Your objective
Here are some records; return them all exactly.

* start *

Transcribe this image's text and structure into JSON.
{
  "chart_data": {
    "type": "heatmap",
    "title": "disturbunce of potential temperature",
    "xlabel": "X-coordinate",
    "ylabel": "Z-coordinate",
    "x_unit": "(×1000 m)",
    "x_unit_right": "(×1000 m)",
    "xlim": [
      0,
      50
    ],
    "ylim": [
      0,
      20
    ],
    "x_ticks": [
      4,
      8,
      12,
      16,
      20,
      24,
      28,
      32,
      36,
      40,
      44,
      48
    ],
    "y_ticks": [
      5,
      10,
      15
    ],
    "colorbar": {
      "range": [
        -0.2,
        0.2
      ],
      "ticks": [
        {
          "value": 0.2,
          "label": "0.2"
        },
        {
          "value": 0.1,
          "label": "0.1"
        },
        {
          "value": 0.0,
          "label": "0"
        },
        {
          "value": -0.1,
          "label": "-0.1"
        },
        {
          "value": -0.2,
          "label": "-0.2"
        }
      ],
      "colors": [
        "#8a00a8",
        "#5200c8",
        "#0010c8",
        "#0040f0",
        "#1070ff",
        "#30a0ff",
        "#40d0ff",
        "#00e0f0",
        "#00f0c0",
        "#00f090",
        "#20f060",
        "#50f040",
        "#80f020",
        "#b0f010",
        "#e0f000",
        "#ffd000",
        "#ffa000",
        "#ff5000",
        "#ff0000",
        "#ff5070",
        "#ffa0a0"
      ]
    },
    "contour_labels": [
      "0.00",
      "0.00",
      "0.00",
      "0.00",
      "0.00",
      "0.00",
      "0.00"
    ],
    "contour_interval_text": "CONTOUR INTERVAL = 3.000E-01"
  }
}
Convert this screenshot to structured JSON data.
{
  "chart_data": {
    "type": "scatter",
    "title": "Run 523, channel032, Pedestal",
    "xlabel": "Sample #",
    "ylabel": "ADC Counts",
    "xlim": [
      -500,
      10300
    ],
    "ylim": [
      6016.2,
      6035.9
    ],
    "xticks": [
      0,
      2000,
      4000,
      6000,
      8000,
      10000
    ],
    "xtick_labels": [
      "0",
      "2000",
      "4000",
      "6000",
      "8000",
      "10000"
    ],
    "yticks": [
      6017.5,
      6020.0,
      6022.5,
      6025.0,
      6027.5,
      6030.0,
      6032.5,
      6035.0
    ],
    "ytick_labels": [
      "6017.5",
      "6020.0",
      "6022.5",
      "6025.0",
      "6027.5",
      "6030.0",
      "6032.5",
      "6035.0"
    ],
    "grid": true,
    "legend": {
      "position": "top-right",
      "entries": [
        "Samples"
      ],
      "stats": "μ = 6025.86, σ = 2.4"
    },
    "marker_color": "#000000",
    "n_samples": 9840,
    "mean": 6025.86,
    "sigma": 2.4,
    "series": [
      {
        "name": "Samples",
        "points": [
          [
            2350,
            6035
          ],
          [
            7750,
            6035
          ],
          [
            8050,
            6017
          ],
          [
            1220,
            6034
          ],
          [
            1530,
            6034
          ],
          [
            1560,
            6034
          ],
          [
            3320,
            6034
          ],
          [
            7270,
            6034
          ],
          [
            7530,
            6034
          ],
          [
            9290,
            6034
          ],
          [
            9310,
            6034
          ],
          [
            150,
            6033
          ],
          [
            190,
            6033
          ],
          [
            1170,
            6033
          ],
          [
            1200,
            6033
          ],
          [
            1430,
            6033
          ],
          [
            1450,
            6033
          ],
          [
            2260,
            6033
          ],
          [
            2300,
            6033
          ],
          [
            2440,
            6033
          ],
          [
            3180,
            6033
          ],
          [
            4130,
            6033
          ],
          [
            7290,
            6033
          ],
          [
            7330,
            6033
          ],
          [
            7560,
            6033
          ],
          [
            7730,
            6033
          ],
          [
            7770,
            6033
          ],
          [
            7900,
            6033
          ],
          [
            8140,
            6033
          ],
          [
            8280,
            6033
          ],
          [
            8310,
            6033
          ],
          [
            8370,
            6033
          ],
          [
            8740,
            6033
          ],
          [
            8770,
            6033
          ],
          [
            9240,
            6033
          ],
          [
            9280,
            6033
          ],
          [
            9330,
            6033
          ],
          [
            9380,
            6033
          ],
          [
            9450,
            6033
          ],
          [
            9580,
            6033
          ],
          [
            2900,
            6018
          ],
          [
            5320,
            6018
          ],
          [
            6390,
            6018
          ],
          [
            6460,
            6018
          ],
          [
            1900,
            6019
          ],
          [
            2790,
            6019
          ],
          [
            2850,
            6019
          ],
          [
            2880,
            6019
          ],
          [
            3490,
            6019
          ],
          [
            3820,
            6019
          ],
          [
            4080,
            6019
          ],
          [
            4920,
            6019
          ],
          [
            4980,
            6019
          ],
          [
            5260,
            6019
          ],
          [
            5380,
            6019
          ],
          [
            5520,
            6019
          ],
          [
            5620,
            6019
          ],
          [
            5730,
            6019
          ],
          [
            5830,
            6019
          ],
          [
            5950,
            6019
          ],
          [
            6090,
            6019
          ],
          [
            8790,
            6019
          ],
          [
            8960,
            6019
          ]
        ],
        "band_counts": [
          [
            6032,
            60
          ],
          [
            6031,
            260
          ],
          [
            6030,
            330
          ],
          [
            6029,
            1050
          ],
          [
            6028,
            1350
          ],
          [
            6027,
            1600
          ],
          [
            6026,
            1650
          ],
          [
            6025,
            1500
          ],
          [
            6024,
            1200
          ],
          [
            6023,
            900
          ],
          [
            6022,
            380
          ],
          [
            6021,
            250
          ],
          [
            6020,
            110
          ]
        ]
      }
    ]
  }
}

* end *

Answer to this problem
Transcribe this image's text and structure into JSON.
{
  "chart_data": {
    "type": "heatmap",
    "title": "disturbunce of potential temperature",
    "xlabel": "X-coordinate",
    "ylabel": "Z-coordinate",
    "x_unit": "(×1000 m)",
    "x_unit_right": "(×1000 m)",
    "xlim": [
      0,
      50
    ],
    "ylim": [
      0,
      20
    ],
    "x_ticks": [
      4,
      8,
      12,
      16,
      20,
      24,
      28,
      32,
      36,
      40,
      44,
      48
    ],
    "y_ticks": [
      5,
      10,
      15
    ],
    "colorbar": {
      "range": [
        -0.2,
        0.2
      ],
      "ticks": [
        {
          "value": 0.2,
          "label": "0.2"
        },
        {
          "value": 0.1,
          "label": "0.1"
        },
        {
          "value": 0.0,
          "label": "0"
        },
        {
          "value": -0.1,
          "label": "-0.1"
        },
        {
          "value": -0.2,
          "label": "-0.2"
        }
      ],
      "colors": [
        "#8a00a8",
        "#5200c8",
        "#0010c8",
        "#0040f0",
        "#1070ff",
        "#30a0ff",
        "#40d0ff",
        "#00e0f0",
        "#00f0c0",
        "#00f090",
        "#20f060",
        "#50f040",
        "#80f020",
        "#b0f010",
        "#e0f000",
        "#ffd000",
        "#ffa000",
        "#ff5000",
        "#ff0000",
        "#ff5070",
        "#ffa0a0"
      ]
    },
    "contour_labels": [
      "0.00",
      "0.00",
      "0.00",
      "0.00",
      "0.00",
      "0.00",
      "0.00"
    ],
    "contour_interval_text": "CONTOUR INTERVAL = 3.000E-01"
  }
}
Convert this screenshot to structured JSON data.
{
  "chart_data": {
    "type": "scatter",
    "title": "Run 523, channel032, Pedestal",
    "xlabel": "Sample #",
    "ylabel": "ADC Counts",
    "xlim": [
      -500,
      10300
    ],
    "ylim": [
      6016.2,
      6035.9
    ],
    "xticks": [
      0,
      2000,
      4000,
      6000,
      8000,
      10000
    ],
    "xtick_labels": [
      "0",
      "2000",
      "4000",
      "6000",
      "8000",
      "10000"
    ],
    "yticks": [
      6017.5,
      6020.0,
      6022.5,
      6025.0,
      6027.5,
      6030.0,
      6032.5,
      6035.0
    ],
    "ytick_labels": [
      "6017.5",
      "6020.0",
      "6022.5",
      "6025.0",
      "6027.5",
      "6030.0",
      "6032.5",
      "6035.0"
    ],
    "grid": true,
    "legend": {
      "position": "top-right",
      "entries": [
        "Samples"
      ],
      "stats": "μ = 6025.86, σ = 2.4"
    },
    "marker_color": "#000000",
    "n_samples": 9840,
    "mean": 6025.86,
    "sigma": 2.4,
    "series": [
      {
        "name": "Samples",
        "points": [
          [
            2350,
            6035
          ],
          [
            7750,
            6035
          ],
          [
            8050,
            6017
          ],
          [
            1220,
            6034
          ],
          [
            1530,
            6034
          ],
          [
            1560,
            6034
          ],
          [
            3320,
            6034
          ],
          [
            7270,
            6034
          ],
          [
            7530,
            6034
          ],
          [
            9290,
            6034
          ],
          [
            9310,
            6034
          ],
          [
            150,
            6033
          ],
          [
            190,
            6033
          ],
          [
            1170,
            6033
          ],
          [
            1200,
            6033
          ],
          [
            1430,
            6033
          ],
          [
            1450,
            6033
          ],
          [
            2260,
            6033
          ],
          [
            2300,
            6033
          ],
          [
            2440,
            6033
          ],
          [
            3180,
            6033
          ],
          [
            4130,
            6033
          ],
          [
            7290,
            6033
          ],
          [
            7330,
            6033
          ],
          [
            7560,
            6033
          ],
          [
            7730,
            6033
          ],
          [
            7770,
            6033
          ],
          [
            7900,
            6033
          ],
          [
            8140,
            6033
          ],
          [
            8280,
            6033
          ],
          [
            8310,
            6033
          ],
          [
            8370,
            6033
          ],
          [
            8740,
            6033
          ],
          [
            8770,
            6033
          ],
          [
            9240,
            6033
          ],
          [
            9280,
            6033
          ],
          [
            9330,
            6033
          ],
          [
            9380,
            6033
          ],
          [
            9450,
            6033
          ],
          [
            9580,
            6033
          ],
          [
            2900,
            6018
          ],
          [
            5320,
            6018
          ],
          [
            6390,
            6018
          ],
          [
            6460,
            6018
          ],
          [
            1900,
            6019
          ],
          [
            2790,
            6019
          ],
          [
            2850,
            6019
          ],
          [
            2880,
            6019
          ],
          [
            3490,
            6019
          ],
          [
            3820,
            6019
          ],
          [
            4080,
            6019
          ],
          [
            4920,
            6019
          ],
          [
            4980,
            6019
          ],
          [
            5260,
            6019
          ],
          [
            5380,
            6019
          ],
          [
            5520,
            6019
          ],
          [
            5620,
            6019
          ],
          [
            5730,
            6019
          ],
          [
            5830,
            6019
          ],
          [
            5950,
            6019
          ],
          [
            6090,
            6019
          ],
          [
            8790,
            6019
          ],
          [
            8960,
            6019
          ]
        ],
        "band_counts": [
          [
            6032,
            60
          ],
          [
            6031,
            260
          ],
          [
            6030,
            330
          ],
          [
            6029,
            1050
          ],
          [
            6028,
            1350
          ],
          [
            6027,
            1600
          ],
          [
            6026,
            1650
          ],
          [
            6025,
            1500
          ],
          [
            6024,
            1200
          ],
          [
            6023,
            900
          ],
          [
            6022,
            380
          ],
          [
            6021,
            250
          ],
          [
            6020,
            110
          ]
        ]
      }
    ]
  }
}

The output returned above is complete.